REQUIREMENTS:
Report all lines from the entries below in which "проводить" appears.

DATA SUPPLIED:
◇ ◇ ◇ ◇

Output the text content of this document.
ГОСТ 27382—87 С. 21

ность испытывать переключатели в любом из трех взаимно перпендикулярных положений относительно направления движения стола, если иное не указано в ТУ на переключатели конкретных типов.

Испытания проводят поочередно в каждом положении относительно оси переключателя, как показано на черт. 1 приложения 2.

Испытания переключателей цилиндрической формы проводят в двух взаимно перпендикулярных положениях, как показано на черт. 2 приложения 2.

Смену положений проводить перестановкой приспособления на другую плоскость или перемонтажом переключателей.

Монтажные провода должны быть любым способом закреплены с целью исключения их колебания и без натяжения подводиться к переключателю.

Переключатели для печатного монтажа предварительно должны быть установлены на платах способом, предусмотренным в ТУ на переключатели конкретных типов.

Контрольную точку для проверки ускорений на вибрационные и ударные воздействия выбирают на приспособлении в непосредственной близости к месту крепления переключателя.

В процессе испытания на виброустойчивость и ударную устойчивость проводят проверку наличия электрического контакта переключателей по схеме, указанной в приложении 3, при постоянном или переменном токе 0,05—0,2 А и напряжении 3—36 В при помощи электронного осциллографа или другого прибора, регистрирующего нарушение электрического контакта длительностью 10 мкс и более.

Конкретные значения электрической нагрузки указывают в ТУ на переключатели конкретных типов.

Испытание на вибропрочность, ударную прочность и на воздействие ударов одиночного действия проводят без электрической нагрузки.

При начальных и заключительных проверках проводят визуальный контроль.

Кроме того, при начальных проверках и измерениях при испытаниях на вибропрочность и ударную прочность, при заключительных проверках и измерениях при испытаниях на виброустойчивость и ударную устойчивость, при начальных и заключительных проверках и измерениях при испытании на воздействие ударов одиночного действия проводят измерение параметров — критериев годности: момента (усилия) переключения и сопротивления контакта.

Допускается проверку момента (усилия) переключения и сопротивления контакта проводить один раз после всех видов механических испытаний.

◇ ◇ ◇ ◇

OUTPUT FOR THIS EXERCISE:
Смену положений проводить перестановкой приспособления на другую плоскость или перемонтажом переключателей.
Допускается проверку момента (усилия) переключения и сопротивления контакта проводить один раз после всех видов механических испытаний.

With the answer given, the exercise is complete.